== Recorded data

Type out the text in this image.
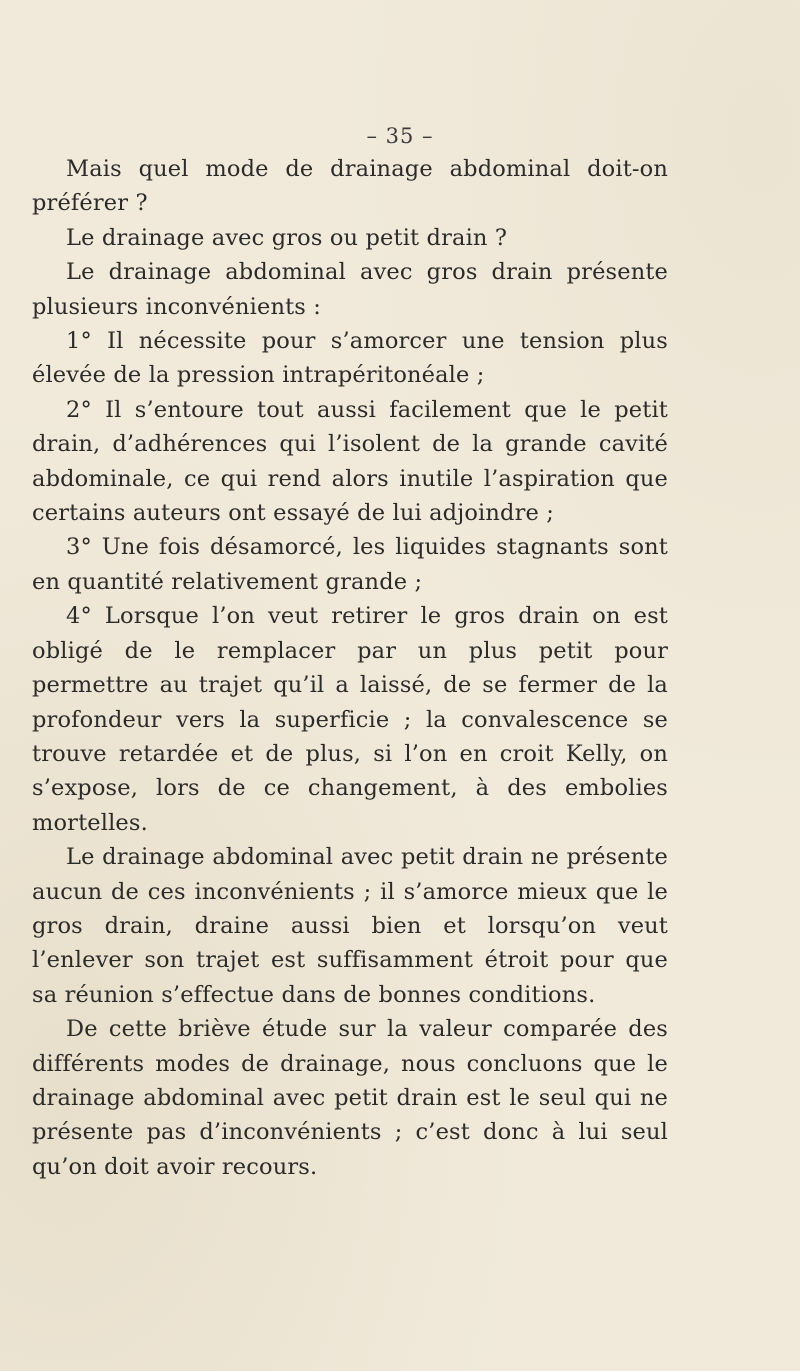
– 35 –

Mais quel mode de drainage abdominal doit-on préférer ?

Le drainage avec gros ou petit drain ?

Le drainage abdominal avec gros drain présente plusieurs inconvénients :

1° Il nécessite pour s’amorcer une tension plus élevée de la pression intrapéritonéale ;

2° Il s’entoure tout aussi facilement que le petit drain, d’adhérences qui l’isolent de la grande cavité abdominale, ce qui rend alors inutile l’aspiration que certains auteurs ont essayé de lui adjoindre ;

3° Une fois désamorcé, les liquides stagnants sont en quantité relativement grande ;

4° Lorsque l’on veut retirer le gros drain on est obligé de le remplacer par un plus petit pour permettre au trajet qu’il a laissé, de se fermer de la profondeur vers la superficie ; la convalescence se trouve retardée et de plus, si l’on en croit Kelly, on s’expose, lors de ce changement, à des embolies mortelles.

Le drainage abdominal avec petit drain ne présente aucun de ces inconvénients ; il s’amorce mieux que le gros drain, draine aussi bien et lorsqu’on veut l’enlever son trajet est suffisamment étroit pour que sa réunion s’effectue dans de bonnes conditions.

De cette briève étude sur la valeur comparée des différents modes de drainage, nous concluons que le drainage abdominal avec petit drain est le seul qui ne présente pas d’inconvénients ; c’est donc à lui seul qu’on doit avoir recours.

====

### What this task involves
Find every line holding the word "grande"; give their count and nothing else.

### Written solution
2